Work order A:
According to the sulfur dioxide excerpt, what two natural processes form the gas?
Work order B:
Continue the sulfur dioxide excerpt from its last sentence.

Source text:
+---+
There is much concern nationwide about air quality. The following is from a 1985 report by the Tennessee Valley Authority.
Sulfur Dioxide a colorless and odorless gas in typical outdoor concentrations, is formed naturally through biological decay and volcanic eruptions. Natural background levels are intensified by manmade emissions from fossil-fueled power plants, industrial and commercial boilers, ore smelters, cement plants and petroleum refineries.
When a blanket of pollution enveloped the Meuse Valley, Belgium in 1993, 60 people died and 6,000 people became ill. When similar events occurred in Donora,
Pennsylvania in 1948 and London, England in 1952, the scientific community was forced to locate and identify the culprit. During these incidents the estimated excessive concentrations of sulfur dioxide and particulate matter (many times greater than today’s standards) made them obvious choices as the problem pollutants.
Sulfur dioxide becomes most dangerous to people when, clinging to small particulates, it is carried into the lungs. When this happens, as it did in the deadly incidents of the mid-1900’s, it may kill or incapacitate sensitive individuals such as the very young or very old or those with serious preexisting heart or lung problems. It can also cause increased illness in normally healthy people.
+---+
Data:
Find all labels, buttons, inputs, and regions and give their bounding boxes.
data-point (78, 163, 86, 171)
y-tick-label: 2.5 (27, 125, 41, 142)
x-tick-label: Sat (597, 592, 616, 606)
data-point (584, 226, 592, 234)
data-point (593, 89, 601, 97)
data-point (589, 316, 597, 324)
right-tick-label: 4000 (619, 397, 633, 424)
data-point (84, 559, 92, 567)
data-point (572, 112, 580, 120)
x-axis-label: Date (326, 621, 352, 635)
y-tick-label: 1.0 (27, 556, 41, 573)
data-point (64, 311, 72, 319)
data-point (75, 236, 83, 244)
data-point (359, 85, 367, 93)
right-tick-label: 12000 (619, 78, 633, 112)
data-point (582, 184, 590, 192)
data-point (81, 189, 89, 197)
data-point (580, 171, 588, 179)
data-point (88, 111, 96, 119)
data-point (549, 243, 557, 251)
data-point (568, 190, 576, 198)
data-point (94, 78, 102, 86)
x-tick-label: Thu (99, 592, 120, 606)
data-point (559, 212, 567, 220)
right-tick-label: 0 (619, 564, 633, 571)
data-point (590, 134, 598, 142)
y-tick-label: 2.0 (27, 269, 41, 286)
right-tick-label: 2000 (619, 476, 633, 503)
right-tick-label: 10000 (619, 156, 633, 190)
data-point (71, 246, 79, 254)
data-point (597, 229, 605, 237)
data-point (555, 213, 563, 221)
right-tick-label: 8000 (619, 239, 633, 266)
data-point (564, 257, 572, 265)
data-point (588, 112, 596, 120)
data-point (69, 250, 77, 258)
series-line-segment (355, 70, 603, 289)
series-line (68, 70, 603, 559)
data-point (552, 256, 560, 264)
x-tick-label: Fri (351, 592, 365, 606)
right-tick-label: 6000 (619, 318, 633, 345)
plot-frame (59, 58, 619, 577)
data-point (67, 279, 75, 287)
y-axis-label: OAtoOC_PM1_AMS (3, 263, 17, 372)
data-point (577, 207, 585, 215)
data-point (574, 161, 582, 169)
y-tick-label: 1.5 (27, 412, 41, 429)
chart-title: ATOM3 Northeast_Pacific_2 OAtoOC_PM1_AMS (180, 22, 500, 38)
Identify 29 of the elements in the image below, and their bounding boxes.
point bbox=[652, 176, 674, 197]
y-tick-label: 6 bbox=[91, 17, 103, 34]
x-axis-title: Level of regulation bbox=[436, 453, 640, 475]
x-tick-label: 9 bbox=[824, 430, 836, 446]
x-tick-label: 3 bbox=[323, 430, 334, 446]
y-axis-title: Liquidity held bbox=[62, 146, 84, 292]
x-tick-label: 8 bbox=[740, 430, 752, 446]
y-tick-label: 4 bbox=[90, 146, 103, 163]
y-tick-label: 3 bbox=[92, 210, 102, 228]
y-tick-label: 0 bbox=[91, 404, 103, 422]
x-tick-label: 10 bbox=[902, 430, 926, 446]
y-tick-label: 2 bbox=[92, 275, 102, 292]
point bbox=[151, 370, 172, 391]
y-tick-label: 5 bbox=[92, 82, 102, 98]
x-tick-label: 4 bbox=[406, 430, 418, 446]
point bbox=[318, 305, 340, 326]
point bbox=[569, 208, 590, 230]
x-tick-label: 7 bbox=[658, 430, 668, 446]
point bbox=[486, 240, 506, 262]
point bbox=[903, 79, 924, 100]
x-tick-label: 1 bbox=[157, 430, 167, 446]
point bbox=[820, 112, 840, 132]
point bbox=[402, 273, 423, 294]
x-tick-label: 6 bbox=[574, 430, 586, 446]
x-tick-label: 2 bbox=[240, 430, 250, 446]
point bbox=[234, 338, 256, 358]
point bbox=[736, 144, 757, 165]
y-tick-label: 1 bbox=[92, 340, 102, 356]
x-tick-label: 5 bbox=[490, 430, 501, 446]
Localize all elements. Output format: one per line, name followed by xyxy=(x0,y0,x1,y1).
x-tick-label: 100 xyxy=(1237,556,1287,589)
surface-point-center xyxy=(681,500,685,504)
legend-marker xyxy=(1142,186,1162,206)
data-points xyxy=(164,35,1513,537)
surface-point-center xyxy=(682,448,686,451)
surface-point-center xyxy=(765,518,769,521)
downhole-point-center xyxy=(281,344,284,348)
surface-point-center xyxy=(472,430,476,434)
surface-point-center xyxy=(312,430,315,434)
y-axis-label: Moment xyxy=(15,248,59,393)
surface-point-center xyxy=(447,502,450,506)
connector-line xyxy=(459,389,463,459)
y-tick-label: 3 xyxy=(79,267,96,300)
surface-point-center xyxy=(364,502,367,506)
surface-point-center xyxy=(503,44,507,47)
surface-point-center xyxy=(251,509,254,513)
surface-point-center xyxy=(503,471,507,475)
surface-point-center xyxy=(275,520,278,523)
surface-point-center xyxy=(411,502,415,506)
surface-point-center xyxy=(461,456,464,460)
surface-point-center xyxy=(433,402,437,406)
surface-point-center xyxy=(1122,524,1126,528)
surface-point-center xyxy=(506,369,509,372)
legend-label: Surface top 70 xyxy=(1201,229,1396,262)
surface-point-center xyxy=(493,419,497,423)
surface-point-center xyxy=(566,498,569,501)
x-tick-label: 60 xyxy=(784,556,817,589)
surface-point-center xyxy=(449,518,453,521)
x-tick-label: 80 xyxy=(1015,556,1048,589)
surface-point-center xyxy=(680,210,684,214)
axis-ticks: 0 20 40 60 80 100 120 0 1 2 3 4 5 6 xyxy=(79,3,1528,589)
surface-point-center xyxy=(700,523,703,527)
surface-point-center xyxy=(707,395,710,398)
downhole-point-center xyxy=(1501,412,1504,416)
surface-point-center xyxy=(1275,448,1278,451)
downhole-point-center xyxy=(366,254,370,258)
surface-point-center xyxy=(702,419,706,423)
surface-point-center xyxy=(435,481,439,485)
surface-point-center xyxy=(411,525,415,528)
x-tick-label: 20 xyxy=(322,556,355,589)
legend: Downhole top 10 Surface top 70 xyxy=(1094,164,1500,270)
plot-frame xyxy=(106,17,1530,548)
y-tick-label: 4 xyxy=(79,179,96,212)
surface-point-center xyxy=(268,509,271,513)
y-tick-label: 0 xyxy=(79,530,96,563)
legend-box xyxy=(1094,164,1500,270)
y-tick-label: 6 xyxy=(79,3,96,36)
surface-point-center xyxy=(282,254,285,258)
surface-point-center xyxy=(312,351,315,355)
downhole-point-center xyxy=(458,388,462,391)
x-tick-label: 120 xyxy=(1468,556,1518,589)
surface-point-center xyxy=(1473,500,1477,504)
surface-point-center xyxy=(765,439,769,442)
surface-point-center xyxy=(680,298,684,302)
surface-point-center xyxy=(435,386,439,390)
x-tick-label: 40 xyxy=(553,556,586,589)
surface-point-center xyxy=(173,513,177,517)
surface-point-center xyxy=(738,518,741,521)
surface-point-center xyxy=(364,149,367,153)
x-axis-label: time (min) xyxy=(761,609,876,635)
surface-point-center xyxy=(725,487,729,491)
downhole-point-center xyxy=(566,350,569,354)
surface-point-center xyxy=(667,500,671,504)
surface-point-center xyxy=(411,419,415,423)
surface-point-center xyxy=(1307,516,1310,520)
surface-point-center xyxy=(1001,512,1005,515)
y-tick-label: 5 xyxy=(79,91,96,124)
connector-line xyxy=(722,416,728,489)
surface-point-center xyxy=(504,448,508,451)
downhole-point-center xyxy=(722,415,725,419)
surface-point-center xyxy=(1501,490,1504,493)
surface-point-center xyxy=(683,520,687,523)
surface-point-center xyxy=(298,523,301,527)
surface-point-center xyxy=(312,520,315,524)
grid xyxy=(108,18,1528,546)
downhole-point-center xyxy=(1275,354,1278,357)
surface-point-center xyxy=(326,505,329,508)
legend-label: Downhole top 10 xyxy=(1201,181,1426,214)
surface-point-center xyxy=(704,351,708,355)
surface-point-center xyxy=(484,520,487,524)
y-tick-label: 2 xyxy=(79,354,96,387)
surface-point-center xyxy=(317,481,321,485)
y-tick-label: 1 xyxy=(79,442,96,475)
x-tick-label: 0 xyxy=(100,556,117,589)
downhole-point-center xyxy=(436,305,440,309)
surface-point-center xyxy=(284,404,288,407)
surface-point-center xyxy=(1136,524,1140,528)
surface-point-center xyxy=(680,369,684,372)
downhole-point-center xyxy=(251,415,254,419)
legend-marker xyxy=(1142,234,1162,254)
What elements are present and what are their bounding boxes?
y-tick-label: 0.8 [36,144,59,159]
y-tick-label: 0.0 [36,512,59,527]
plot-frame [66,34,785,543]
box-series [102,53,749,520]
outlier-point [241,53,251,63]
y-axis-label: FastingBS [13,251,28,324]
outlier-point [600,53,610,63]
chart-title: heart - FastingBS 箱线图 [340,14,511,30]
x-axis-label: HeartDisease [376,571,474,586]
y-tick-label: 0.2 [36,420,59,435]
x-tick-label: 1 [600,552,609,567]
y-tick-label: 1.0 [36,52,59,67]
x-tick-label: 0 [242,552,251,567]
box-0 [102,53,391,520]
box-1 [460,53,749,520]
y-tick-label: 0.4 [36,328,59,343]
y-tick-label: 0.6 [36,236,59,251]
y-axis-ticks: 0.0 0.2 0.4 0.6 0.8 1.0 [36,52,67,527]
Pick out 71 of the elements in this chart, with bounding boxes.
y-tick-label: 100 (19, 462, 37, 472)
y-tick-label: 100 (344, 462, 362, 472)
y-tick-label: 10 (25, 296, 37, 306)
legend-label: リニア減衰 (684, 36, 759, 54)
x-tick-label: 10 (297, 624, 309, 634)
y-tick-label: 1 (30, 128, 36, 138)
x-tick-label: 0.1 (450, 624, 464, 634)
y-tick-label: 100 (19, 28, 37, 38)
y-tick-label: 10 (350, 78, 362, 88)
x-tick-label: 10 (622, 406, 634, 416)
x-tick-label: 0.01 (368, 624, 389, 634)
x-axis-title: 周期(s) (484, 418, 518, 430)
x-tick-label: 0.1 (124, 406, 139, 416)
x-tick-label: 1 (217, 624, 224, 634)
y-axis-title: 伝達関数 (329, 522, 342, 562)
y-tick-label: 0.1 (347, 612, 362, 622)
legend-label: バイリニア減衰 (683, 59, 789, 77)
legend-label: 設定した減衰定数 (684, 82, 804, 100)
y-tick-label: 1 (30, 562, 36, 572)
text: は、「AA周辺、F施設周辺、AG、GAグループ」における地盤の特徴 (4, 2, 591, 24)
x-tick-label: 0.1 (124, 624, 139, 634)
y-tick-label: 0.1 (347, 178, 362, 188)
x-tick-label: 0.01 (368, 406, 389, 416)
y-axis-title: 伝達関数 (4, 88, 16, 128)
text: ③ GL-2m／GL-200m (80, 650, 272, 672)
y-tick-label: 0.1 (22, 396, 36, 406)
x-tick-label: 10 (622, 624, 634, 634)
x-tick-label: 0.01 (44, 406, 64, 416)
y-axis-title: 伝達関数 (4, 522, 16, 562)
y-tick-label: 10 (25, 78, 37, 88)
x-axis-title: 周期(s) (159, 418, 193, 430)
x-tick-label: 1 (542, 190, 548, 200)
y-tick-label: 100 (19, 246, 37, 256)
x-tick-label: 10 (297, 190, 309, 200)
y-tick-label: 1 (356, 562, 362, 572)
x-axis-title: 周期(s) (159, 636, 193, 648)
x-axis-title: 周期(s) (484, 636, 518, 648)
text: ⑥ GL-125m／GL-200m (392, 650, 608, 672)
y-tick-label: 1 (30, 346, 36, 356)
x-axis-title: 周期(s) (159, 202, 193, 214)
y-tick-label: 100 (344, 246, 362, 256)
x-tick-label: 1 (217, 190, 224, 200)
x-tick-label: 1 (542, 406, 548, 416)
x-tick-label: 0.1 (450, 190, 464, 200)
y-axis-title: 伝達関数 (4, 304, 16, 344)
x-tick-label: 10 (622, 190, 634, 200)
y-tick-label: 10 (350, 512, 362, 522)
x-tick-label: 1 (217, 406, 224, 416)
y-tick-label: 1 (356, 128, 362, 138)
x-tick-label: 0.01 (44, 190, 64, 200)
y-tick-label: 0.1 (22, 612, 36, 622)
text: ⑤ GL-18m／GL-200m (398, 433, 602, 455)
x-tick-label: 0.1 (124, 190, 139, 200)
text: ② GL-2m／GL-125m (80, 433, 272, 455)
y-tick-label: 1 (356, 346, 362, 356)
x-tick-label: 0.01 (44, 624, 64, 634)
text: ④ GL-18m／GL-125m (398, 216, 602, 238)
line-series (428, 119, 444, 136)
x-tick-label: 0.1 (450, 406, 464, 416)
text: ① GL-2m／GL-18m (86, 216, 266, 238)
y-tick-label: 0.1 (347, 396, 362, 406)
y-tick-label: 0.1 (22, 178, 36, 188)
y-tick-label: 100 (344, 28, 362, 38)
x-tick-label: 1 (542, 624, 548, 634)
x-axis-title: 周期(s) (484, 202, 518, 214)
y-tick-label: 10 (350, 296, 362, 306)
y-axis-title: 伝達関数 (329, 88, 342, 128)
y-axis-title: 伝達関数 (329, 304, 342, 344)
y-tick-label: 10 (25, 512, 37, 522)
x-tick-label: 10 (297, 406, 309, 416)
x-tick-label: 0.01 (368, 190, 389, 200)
+---+
Written response A:
Biological decay and volcanic eruptions.

Written response B:
The harmful effects of elevated sulfur dioxide concentrations on sensitive vegetation have been widely acknowledged and researched. Sulfur dioxide can injure plants growing near large emission sources and sometimes may reduce crop yield. Sulfur dioxide can also cause corrosive damage when it combines with water to form acids.
Many of the problems associated with sulfur dioxide emissions (such as acid rain, inhalable particles and visibility impairment) are not a result of the sulfur dioxide itself but rather the secondary compounds it forms in the atmosphere.
Particulates are small liquid droplets or solid particles or airborne “dust,” which range in size from those visible as soot or smoke to those too small to be seen without a high powered microscope. While large particles remain in the air for only a few minutes, falling our near their source, small particles often remain aloft for several days, traveling great distances and dispersing over a wide area. Particulates can be emitted directly from their source as liquid droplets or solid particles (primary particulates) or they can be formed in the atmosphere where gaseous pollutants can be chemically transformed (secondary particulates).
Particulates have both natural and man made sources. Natural sources include the sea, volcanoes, forest fires, and wind blown silt. Important manmade sources include incinerators, manufacturing and industrial processes, fossil-fueled power plants, mining and materials processing, the internal combustion engine, and agricultural activities. On a global scale, natural emissions of particulates far exceed manmade emissions, but manmade emissions are predominant in industrialized or urban areas.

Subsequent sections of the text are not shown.